# What you are asked to do:
Answer these from the regex thread below:
(a) What default value does the function give its `atLevel` parameter?
(b) If the number after the letter h is more than 9, what number should the output use?
(c) What substitution string did the asker try with their regex?
:: Page text ::
Regex C# is it possible to use a variable in substitution? - c#

I got bunch of strings in text, which looks like something like this:
h1. this is the Header
h3. this one the header too
h111. and this
And I got function, which suppose to process this text depends on what lets say iteration it been called
public void ProcessHeadersInText(string inputText, int atLevel = 1)
so the output should look like one below in case of been called
ProcessHeadersInText(inputText, 2)
Output should be:
<h3>this is the Header<h3>
<h5>this one the header too<h5>
<h9 and this <h9>
(last one looks like this because of if value after h letter is more than 9 it suppose to be 9 in the output)
So, I started to think about using regex.
Here's the example https://regex101.com/r/spb3Af/1/
(As you can see I came up with regex like this (^(h([\d]+)\.+?)(.+?)$) and tried to use substitution on it <h$3>$4</h$3>)
Its almost what I'm looking for but I need to add some logic into work with heading level.
Is it possible to add any work with variables in substitution?
Or I need to find other way? (extract all heading first, replace em considering function variables and value of the header, and only after use regex I wrote?)

The regex you may use is
^h(\d+)\.+\s*(.+)
:::
:: Excerpted records ::
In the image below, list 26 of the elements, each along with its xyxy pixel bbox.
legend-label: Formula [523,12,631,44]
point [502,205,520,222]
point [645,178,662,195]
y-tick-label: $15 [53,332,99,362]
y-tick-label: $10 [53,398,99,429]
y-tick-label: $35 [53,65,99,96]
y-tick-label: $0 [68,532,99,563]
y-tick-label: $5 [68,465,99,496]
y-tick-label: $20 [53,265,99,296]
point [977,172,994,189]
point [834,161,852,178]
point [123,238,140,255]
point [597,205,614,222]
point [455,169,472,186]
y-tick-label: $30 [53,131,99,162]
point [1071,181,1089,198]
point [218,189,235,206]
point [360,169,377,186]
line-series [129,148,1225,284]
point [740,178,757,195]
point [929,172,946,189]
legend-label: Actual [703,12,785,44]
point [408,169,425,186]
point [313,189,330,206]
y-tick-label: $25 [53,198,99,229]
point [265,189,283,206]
:::
# Full solution:
(a) 1
(b) 9
(c) `<h$3>$4</h$3>`